**PROBLEM TO WORK ON**
The records below must be duplicated exactly, character for character.

───── LISTING ─────

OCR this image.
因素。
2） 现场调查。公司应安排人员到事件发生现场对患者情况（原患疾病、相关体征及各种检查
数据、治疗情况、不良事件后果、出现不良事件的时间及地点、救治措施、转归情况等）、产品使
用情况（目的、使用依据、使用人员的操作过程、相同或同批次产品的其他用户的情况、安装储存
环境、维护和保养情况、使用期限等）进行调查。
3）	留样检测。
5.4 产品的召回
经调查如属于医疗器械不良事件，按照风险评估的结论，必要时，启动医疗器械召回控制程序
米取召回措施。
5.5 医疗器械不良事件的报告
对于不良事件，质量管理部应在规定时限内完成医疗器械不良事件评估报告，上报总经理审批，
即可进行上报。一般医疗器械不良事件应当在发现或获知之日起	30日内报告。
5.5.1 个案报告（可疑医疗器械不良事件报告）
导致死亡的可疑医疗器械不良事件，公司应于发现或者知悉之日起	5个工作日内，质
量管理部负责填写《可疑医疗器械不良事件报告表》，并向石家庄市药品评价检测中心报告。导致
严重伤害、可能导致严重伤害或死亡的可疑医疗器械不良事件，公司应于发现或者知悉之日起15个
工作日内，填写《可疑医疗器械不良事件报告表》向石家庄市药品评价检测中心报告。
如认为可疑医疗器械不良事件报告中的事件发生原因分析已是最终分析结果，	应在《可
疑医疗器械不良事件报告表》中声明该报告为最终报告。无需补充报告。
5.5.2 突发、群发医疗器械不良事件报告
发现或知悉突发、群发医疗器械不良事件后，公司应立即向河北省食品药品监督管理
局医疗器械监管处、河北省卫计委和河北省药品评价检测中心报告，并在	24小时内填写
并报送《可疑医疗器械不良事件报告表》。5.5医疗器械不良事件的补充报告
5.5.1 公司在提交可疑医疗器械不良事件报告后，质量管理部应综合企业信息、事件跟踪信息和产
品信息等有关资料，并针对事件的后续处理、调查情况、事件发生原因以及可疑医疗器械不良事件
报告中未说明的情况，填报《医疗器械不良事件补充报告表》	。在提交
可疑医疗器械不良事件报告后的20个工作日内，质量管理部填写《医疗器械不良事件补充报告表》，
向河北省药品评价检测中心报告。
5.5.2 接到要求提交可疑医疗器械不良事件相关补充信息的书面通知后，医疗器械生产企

─────

**SOLUTION TO THIS EXERCISE**
OCR this image.
因素。
2） 现场调查。公司应安排人员到事件发生现场对患者情况（原患疾病、相关体征及各种检查
数据、治疗情况、不良事件后果、出现不良事件的时间及地点、救治措施、转归情况等）、产品使
用情况（目的、使用依据、使用人员的操作过程、相同或同批次产品的其他用户的情况、安装储存
环境、维护和保养情况、使用期限等）进行调查。
3）	留样检测。
5.4 产品的召回
经调查如属于医疗器械不良事件，按照风险评估的结论，必要时，启动医疗器械召回控制程序
米取召回措施。
5.5 医疗器械不良事件的报告
对于不良事件，质量管理部应在规定时限内完成医疗器械不良事件评估报告，上报总经理审批，
即可进行上报。一般医疗器械不良事件应当在发现或获知之日起	30日内报告。
5.5.1 个案报告（可疑医疗器械不良事件报告）
导致死亡的可疑医疗器械不良事件，公司应于发现或者知悉之日起	5个工作日内，质
量管理部负责填写《可疑医疗器械不良事件报告表》，并向石家庄市药品评价检测中心报告。导致
严重伤害、可能导致严重伤害或死亡的可疑医疗器械不良事件，公司应于发现或者知悉之日起15个
工作日内，填写《可疑医疗器械不良事件报告表》向石家庄市药品评价检测中心报告。
如认为可疑医疗器械不良事件报告中的事件发生原因分析已是最终分析结果，	应在《可
疑医疗器械不良事件报告表》中声明该报告为最终报告。无需补充报告。
5.5.2 突发、群发医疗器械不良事件报告
发现或知悉突发、群发医疗器械不良事件后，公司应立即向河北省食品药品监督管理
局医疗器械监管处、河北省卫计委和河北省药品评价检测中心报告，并在	24小时内填写
并报送《可疑医疗器械不良事件报告表》。5.5医疗器械不良事件的补充报告
5.5.1 公司在提交可疑医疗器械不良事件报告后，质量管理部应综合企业信息、事件跟踪信息和产
品信息等有关资料，并针对事件的后续处理、调查情况、事件发生原因以及可疑医疗器械不良事件
报告中未说明的情况，填报《医疗器械不良事件补充报告表》	。在提交
可疑医疗器械不良事件报告后的20个工作日内，质量管理部填写《医疗器械不良事件补充报告表》，
向河北省药品评价检测中心报告。
5.5.2 接到要求提交可疑医疗器械不良事件相关补充信息的书面通知后，医疗器械生产企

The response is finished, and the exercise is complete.